(Recorded data)
:::::

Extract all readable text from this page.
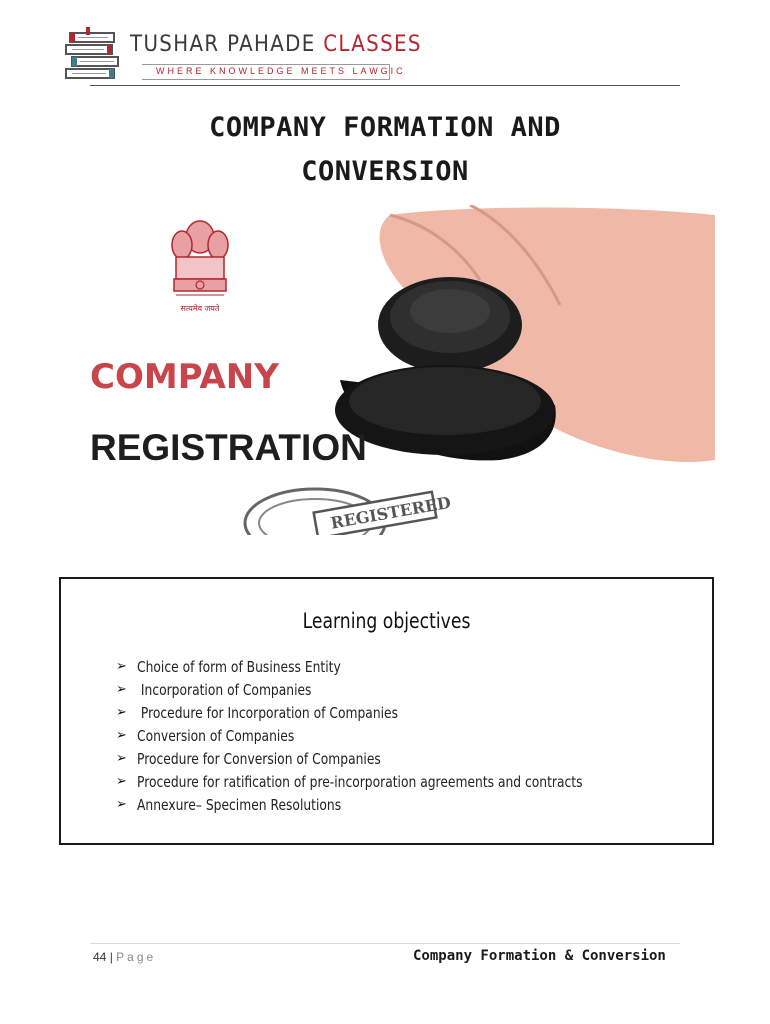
TUSHAR PAHADE CLASSES
WHERE KNOWLEDGE MEETS LAWGIC
COMPANY FORMATION AND
CONVERSION
सत्यमेव जयते
COMPANY
REGISTRATION
REGISTERED
Learning objectives
➢ Choice of form of Business Entity
➢ Incorporation of Companies
➢ Procedure for Incorporation of Companies
➢ Conversion of Companies
➢ Procedure for Conversion of Companies
➢ Procedure for ratification of pre-incorporation agreements and contracts
➢ Annexure– Specimen Resolutions
44 | Page	Company Formation & Conversion
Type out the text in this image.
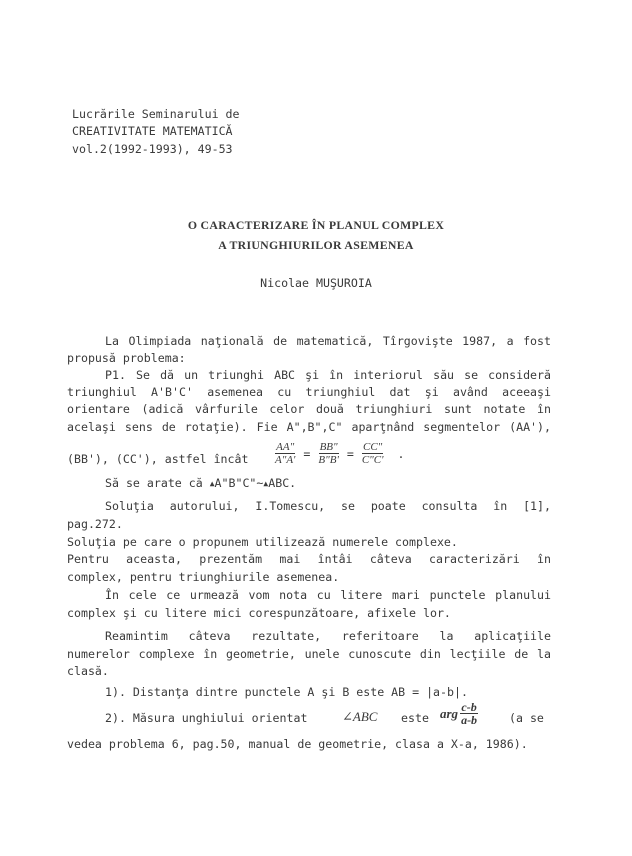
Lucrările Seminarului de
CREATIVITATE MATEMATICĂ
vol.2(1992-1993), 49-53
O CARACTERIZARE ÎN PLANUL COMPLEX
A TRIUNGHIURILOR ASEMENEA
Nicolae MUŞUROIA
La Olimpiada naţională de matematică, Tîrgovişte 1987, a fost
propusă problema:
P1. Se dă un triunghi ABC şi în interiorul său se consideră
triunghiul A'B'C' asemenea cu triunghiul dat şi având aceeaşi
orientare (adică vârfurile celor două triunghiuri sunt notate în
acelaşi sens de rotaţie). Fie A",B",C" aparţnând segmentelor (AA'),
(BB'), (CC'), astfel încât $\frac{AA"}{A"A'} = \frac{BB"}{B"B'} = \frac{CC"}{C"C'}$ .
Să se arate că ▲A"B"C"~▲ABC.
Soluţia autorului, I.Tomescu, se poate consulta în [1],
pag.272.
Soluţia pe care o propunem utilizează numerele complexe.
Pentru aceasta, prezentăm mai întâi câteva caracterizări în
complex, pentru triunghiurile asemenea.
În cele ce urmează vom nota cu litere mari punctele planului
complex şi cu litere mici corespunzătoare, afixele lor.
Reamintim câteva rezultate, referitoare la aplicaţiile
numerelor complexe în geometrie, unele cunoscute din lecţiile de la
clasă.
1). Distanţa dintre punctele A şi B este AB = |a-b|.
2). Măsura unghiului orientat	∠ABC este arg $\frac{c-b}{a-b}$	(a se
vedea problema 6, pag.50, manual de geometrie, clasa a X-a, 1986).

:::::

Gather each line in the data that holds the string "complexe".

Soluţia pe care o propunem utilizează numerele complexe.
numerelor complexe în geometrie, unele cunoscute din lecţiile de la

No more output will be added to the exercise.